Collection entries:

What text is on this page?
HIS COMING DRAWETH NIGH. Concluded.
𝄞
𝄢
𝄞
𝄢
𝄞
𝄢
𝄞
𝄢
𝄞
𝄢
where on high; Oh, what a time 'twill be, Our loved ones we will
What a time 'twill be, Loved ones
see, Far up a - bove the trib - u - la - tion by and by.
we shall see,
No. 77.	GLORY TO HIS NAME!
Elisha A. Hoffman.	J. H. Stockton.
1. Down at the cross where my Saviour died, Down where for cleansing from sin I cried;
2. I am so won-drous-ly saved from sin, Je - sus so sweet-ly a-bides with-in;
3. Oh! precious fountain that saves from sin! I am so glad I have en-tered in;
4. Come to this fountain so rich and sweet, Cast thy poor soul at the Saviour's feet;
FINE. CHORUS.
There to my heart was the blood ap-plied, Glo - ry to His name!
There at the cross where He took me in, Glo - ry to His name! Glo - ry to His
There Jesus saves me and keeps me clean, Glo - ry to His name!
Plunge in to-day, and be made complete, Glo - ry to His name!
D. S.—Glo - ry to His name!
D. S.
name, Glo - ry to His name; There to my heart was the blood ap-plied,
---
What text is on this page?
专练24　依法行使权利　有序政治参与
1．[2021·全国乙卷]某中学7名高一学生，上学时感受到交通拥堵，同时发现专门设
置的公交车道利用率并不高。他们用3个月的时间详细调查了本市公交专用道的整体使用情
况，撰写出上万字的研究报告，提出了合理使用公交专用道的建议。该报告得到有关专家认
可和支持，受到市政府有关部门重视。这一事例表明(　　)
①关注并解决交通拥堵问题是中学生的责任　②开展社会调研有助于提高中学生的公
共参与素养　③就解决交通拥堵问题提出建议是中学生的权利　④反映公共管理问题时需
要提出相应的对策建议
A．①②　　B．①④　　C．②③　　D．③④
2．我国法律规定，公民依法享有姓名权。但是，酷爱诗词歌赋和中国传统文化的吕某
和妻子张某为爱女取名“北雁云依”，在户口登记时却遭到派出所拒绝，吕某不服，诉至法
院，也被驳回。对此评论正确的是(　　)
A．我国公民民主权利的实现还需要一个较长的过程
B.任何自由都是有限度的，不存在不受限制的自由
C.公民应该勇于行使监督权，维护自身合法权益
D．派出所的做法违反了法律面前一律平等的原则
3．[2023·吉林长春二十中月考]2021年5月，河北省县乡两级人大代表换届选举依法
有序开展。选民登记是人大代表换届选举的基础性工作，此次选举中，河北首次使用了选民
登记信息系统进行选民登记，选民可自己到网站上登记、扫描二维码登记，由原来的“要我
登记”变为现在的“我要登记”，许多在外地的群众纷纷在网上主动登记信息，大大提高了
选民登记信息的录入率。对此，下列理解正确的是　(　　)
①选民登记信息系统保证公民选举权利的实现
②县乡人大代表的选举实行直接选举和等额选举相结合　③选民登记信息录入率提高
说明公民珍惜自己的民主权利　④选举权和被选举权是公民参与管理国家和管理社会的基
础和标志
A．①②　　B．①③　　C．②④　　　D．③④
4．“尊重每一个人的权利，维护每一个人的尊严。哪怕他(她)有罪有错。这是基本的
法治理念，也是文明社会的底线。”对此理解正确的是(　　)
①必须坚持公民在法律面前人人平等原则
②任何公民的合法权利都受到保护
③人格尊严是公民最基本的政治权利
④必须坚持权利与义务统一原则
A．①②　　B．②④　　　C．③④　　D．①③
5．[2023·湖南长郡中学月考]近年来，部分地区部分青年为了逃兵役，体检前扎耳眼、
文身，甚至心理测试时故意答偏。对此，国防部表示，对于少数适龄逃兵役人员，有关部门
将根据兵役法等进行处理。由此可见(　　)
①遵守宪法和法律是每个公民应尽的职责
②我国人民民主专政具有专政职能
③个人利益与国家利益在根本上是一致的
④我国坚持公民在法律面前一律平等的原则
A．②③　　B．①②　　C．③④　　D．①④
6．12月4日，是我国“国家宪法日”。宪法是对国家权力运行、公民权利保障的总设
==
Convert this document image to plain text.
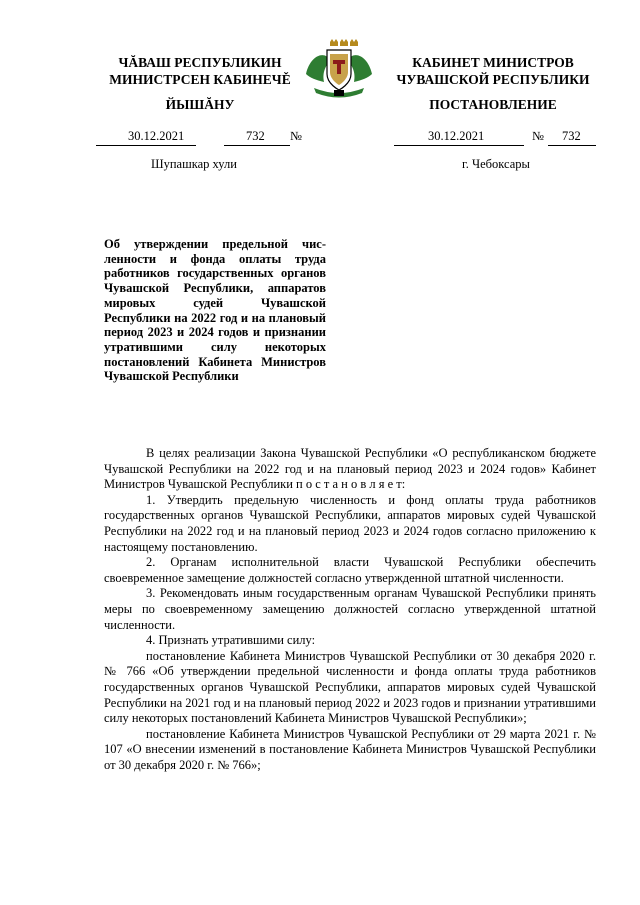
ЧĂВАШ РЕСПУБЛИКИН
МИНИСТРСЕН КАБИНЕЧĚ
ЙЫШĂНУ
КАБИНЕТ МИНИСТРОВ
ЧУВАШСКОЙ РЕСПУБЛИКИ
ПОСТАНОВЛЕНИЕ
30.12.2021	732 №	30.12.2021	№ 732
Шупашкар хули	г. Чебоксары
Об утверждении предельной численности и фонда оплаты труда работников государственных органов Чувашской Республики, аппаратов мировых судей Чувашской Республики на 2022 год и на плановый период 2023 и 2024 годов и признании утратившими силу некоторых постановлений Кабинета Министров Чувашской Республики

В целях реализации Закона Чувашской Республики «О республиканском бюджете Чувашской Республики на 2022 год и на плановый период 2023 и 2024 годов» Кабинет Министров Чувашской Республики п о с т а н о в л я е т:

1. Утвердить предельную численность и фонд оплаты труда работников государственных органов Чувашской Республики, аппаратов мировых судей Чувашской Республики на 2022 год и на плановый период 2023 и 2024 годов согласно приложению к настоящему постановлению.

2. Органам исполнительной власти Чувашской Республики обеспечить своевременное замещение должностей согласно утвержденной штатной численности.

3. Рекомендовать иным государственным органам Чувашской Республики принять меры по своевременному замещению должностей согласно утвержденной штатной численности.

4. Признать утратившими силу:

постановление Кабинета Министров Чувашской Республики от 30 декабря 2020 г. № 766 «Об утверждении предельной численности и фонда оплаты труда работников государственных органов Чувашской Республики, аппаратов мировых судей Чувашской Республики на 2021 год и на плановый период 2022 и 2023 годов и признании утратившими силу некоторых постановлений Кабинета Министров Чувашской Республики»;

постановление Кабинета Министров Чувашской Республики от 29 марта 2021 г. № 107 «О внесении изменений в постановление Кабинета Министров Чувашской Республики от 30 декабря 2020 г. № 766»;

What needs to be done: Scan the material and collect every line that contains "судей".

Written solution:
Об утверждении предельной численности и фонда оплаты труда работников государственных органов Чувашской Республики, аппаратов мировых судей Чувашской Республики на 2022 год и на плановый период 2023 и 2024 годов и признании утратившими силу некоторых постановлений Кабинета Министров Чувашской Республики
1. Утвердить предельную численность и фонд оплаты труда работников государственных органов Чувашской Республики, аппаратов мировых судей Чувашской Республики на 2022 год и на плановый период 2023 и 2024 годов согласно приложению к настоящему постановлению.
постановление Кабинета Министров Чувашской Республики от 30 декабря 2020 г. № 766 «Об утверждении предельной численности и фонда оплаты труда работников государственных органов Чувашской Республики, аппаратов мировых судей Чувашской Республики на 2021 год и на плановый период 2022 и 2023 годов и признании утратившими силу некоторых постановлений Кабинета Министров Чувашской Республики»;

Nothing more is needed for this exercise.